(Collected data entries)
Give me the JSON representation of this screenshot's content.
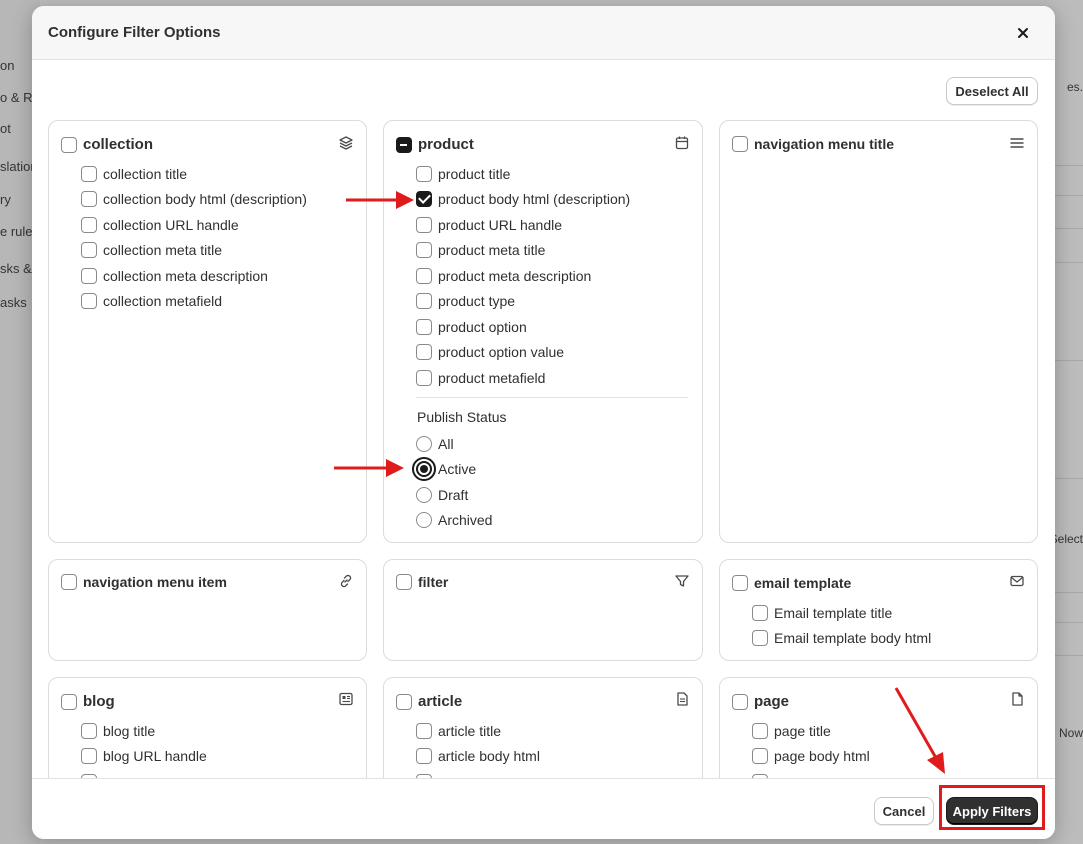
{
  "background": {
    "sidebar_fragments": [
      "on",
      "o & Re",
      "ot",
      "slation",
      "ry",
      "e rule",
      "sks &",
      "asks"
    ],
    "right_fragments": [
      "es.",
      "Select",
      "e Now"
    ]
  },
  "modal": {
    "title": "Configure Filter Options",
    "deselect_all_label": "Deselect All",
    "cancel_label": "Cancel",
    "apply_label": "Apply Filters"
  },
  "cards": {
    "collection": {
      "title": "collection",
      "icon": "layers-icon",
      "options": [
        "collection title",
        "collection body html (description)",
        "collection URL handle",
        "collection meta title",
        "collection meta description",
        "collection metafield"
      ]
    },
    "product": {
      "title": "product",
      "icon": "calendar-icon",
      "options": [
        "product title",
        "product body html (description)",
        "product URL handle",
        "product meta title",
        "product meta description",
        "product type",
        "product option",
        "product option value",
        "product metafield"
      ],
      "checked_option": "product body html (description)",
      "publish_status_label": "Publish Status",
      "publish_status_options": [
        "All",
        "Active",
        "Draft",
        "Archived"
      ],
      "publish_status_selected": "Active"
    },
    "navigation_menu_title": {
      "title": "navigation menu title",
      "icon": "menu-icon"
    },
    "navigation_menu_item": {
      "title": "navigation menu item",
      "icon": "link-icon"
    },
    "filter": {
      "title": "filter",
      "icon": "filter-icon"
    },
    "email_template": {
      "title": "email template",
      "icon": "mail-icon",
      "options": [
        "Email template title",
        "Email template body html"
      ]
    },
    "blog": {
      "title": "blog",
      "icon": "newspaper-icon",
      "options": [
        "blog title",
        "blog URL handle"
      ]
    },
    "article": {
      "title": "article",
      "icon": "document-icon",
      "options": [
        "article title",
        "article body html"
      ]
    },
    "page": {
      "title": "page",
      "icon": "page-icon",
      "options": [
        "page title",
        "page body html"
      ]
    }
  },
  "colors": {
    "accent": "#303030",
    "annotation": "#e01b1b"
  }
}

§ **REQUIRED WORK**
Show the lines of the records that contain the word "product".

§ **EXERCISE SOLUTION**
    "product": {
      "title": "product",
        "product title",
        "product body html (description)",
        "product URL handle",
        "product meta title",
        "product meta description",
        "product type",
        "product option",
        "product option value",
        "product metafield"
      "checked_option": "product body html (description)",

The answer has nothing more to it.